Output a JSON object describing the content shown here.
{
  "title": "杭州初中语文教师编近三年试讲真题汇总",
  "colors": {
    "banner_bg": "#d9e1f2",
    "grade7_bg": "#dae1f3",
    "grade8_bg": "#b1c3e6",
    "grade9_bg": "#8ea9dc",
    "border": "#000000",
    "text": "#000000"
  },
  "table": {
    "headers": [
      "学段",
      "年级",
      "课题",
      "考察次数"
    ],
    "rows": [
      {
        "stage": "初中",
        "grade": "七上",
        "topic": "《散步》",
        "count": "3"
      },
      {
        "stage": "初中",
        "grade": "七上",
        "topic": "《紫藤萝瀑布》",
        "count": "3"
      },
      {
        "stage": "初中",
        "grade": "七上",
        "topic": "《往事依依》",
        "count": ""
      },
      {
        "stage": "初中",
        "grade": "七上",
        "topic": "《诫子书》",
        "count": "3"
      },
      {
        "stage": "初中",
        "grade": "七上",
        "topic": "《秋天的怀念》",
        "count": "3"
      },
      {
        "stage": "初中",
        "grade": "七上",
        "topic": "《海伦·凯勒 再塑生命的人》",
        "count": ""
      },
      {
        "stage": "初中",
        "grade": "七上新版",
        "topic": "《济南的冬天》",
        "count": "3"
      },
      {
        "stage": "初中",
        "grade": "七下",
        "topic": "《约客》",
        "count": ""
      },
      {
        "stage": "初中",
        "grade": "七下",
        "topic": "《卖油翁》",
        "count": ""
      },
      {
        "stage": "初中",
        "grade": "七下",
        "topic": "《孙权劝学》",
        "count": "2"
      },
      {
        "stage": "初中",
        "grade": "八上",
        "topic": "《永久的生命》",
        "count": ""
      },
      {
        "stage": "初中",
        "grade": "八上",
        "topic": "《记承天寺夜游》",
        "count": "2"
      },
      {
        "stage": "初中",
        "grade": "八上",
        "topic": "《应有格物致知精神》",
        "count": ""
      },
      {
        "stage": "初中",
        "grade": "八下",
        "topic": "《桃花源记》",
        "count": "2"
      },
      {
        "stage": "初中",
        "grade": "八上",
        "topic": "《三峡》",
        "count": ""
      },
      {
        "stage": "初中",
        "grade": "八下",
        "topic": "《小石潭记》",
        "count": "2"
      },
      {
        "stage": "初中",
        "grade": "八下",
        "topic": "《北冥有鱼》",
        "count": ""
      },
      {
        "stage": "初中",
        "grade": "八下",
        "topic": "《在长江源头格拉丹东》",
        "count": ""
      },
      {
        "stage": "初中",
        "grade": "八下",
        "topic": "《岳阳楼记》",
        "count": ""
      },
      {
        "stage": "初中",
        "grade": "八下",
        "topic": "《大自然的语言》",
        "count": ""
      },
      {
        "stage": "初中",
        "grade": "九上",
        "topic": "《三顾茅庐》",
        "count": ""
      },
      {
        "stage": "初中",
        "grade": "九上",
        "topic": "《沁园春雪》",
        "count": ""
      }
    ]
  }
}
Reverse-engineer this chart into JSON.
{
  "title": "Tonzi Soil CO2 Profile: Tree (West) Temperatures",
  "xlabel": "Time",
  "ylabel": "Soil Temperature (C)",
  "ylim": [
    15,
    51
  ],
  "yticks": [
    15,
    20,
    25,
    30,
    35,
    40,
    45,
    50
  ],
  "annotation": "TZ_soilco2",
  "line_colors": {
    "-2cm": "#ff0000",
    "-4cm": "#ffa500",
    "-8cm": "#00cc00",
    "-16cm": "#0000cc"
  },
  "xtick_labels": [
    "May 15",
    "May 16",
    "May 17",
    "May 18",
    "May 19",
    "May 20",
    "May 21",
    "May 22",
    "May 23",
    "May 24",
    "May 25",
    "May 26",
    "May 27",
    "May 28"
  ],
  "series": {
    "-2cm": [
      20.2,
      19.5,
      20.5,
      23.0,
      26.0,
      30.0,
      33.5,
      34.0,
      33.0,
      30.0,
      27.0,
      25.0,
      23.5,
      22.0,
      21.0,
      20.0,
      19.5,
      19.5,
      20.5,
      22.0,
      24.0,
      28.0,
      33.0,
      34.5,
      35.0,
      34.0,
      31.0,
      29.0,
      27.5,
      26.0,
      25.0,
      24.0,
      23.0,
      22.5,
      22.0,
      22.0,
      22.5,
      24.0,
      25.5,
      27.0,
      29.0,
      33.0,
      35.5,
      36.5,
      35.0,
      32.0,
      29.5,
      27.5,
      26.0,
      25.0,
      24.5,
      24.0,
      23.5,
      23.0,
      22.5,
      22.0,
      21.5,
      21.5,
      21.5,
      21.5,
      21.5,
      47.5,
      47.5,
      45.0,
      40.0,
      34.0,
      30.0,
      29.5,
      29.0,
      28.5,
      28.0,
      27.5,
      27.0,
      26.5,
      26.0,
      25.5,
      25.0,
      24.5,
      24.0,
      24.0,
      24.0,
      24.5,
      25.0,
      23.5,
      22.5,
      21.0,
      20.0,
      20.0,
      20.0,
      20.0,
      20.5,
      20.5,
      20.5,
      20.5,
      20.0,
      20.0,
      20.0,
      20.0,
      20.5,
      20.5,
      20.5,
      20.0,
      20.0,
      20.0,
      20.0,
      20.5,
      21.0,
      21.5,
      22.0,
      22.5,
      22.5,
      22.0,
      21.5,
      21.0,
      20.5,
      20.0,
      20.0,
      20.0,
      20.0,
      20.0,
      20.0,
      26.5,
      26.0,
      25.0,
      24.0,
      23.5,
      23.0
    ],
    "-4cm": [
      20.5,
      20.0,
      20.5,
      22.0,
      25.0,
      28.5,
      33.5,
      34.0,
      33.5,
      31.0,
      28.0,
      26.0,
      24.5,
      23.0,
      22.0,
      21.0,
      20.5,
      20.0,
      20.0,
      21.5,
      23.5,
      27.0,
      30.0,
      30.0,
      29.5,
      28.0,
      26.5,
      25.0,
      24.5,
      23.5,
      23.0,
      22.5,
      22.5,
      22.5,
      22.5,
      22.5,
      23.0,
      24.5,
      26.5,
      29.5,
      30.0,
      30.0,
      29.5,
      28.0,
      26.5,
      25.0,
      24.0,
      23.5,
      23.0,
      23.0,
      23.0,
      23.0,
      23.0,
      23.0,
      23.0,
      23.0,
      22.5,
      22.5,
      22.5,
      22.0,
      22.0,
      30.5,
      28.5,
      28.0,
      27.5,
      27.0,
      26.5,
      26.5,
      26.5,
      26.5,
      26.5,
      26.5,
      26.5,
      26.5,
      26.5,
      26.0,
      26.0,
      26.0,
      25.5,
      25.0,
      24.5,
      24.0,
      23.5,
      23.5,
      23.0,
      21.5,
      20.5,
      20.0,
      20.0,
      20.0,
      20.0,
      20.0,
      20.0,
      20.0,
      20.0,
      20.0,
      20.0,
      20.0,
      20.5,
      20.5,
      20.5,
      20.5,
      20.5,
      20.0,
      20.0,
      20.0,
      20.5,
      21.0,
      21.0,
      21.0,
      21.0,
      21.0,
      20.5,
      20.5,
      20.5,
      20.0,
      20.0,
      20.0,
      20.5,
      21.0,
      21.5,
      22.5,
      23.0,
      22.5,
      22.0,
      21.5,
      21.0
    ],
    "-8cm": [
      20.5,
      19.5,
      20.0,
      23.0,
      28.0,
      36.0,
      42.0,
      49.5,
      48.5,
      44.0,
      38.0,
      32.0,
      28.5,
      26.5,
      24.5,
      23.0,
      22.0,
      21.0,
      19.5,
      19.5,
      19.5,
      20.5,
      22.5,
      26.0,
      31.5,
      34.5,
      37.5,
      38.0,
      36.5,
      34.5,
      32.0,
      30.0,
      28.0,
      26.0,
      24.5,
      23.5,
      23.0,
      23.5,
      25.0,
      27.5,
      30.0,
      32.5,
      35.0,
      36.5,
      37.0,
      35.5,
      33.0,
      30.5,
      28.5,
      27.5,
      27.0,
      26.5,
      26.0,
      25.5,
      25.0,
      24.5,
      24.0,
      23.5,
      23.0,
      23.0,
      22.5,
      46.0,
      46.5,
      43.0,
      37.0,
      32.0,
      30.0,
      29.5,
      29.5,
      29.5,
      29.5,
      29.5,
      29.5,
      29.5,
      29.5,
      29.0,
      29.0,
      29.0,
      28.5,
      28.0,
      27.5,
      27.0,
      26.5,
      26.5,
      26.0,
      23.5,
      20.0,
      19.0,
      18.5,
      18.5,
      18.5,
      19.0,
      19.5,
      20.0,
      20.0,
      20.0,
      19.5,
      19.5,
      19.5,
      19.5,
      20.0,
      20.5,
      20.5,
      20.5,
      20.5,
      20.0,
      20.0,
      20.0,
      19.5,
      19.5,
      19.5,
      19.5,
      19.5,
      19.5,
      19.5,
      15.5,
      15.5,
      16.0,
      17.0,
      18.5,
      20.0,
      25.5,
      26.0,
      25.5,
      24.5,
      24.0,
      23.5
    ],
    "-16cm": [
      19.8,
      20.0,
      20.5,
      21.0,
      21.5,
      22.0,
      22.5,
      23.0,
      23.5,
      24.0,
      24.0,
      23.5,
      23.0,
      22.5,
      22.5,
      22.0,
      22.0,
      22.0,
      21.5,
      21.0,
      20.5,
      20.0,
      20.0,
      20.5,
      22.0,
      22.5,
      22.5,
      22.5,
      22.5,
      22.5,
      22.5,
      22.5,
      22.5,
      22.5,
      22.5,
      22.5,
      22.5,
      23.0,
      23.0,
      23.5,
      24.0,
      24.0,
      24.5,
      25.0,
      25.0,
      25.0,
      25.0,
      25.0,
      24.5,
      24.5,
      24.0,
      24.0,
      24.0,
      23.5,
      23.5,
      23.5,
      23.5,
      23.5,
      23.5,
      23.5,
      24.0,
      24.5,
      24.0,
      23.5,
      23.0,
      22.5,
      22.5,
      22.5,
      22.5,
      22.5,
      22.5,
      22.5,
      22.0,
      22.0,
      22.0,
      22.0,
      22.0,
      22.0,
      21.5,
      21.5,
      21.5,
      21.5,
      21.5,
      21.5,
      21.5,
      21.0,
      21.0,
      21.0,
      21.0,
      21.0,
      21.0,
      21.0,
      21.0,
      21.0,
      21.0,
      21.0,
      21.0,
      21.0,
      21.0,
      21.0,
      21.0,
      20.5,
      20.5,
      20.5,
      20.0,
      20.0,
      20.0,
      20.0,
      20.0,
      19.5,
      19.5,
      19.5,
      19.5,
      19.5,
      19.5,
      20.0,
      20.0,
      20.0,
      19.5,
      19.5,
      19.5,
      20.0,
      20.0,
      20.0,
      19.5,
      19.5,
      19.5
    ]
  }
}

=====

**YOUR TASK**. Scan the entries above. Copy each line that has the string "JSON".

**FULL RESPONSE**.
Output a JSON object describing the content shown here.
Reverse-engineer this chart into JSON.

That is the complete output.